### Information supplied
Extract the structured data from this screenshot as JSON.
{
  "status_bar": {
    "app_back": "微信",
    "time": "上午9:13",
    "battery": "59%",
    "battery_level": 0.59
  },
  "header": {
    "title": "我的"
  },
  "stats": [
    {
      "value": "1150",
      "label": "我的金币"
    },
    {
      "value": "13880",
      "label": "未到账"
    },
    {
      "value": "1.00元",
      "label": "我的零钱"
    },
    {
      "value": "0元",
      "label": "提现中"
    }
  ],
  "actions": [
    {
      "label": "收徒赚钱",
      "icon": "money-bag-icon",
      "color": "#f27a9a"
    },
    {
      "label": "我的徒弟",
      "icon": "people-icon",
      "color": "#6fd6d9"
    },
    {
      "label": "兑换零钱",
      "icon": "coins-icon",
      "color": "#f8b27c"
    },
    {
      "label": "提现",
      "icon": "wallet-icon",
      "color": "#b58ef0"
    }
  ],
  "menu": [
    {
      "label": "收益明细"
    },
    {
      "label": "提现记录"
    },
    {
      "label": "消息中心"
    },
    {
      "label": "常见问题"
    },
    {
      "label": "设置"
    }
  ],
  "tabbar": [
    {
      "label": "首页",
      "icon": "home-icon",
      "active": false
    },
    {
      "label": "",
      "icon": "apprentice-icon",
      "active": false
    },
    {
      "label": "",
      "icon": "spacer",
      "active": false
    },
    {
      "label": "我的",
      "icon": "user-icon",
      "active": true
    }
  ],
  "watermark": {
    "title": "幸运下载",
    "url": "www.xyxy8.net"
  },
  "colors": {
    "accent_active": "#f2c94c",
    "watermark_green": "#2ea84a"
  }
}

### Exercise aim
The lines above should be duplicated exactly.

### Task solution
Extract the structured data from this screenshot as JSON.
{
  "status_bar": {
    "app_back": "微信",
    "time": "上午9:13",
    "battery": "59%",
    "battery_level": 0.59
  },
  "header": {
    "title": "我的"
  },
  "stats": [
    {
      "value": "1150",
      "label": "我的金币"
    },
    {
      "value": "13880",
      "label": "未到账"
    },
    {
      "value": "1.00元",
      "label": "我的零钱"
    },
    {
      "value": "0元",
      "label": "提现中"
    }
  ],
  "actions": [
    {
      "label": "收徒赚钱",
      "icon": "money-bag-icon",
      "color": "#f27a9a"
    },
    {
      "label": "我的徒弟",
      "icon": "people-icon",
      "color": "#6fd6d9"
    },
    {
      "label": "兑换零钱",
      "icon": "coins-icon",
      "color": "#f8b27c"
    },
    {
      "label": "提现",
      "icon": "wallet-icon",
      "color": "#b58ef0"
    }
  ],
  "menu": [
    {
      "label": "收益明细"
    },
    {
      "label": "提现记录"
    },
    {
      "label": "消息中心"
    },
    {
      "label": "常见问题"
    },
    {
      "label": "设置"
    }
  ],
  "tabbar": [
    {
      "label": "首页",
      "icon": "home-icon",
      "active": false
    },
    {
      "label": "",
      "icon": "apprentice-icon",
      "active": false
    },
    {
      "label": "",
      "icon": "spacer",
      "active": false
    },
    {
      "label": "我的",
      "icon": "user-icon",
      "active": true
    }
  ],
  "watermark": {
    "title": "幸运下载",
    "url": "www.xyxy8.net"
  },
  "colors": {
    "accent_active": "#f2c94c",
    "watermark_green": "#2ea84a"
  }
}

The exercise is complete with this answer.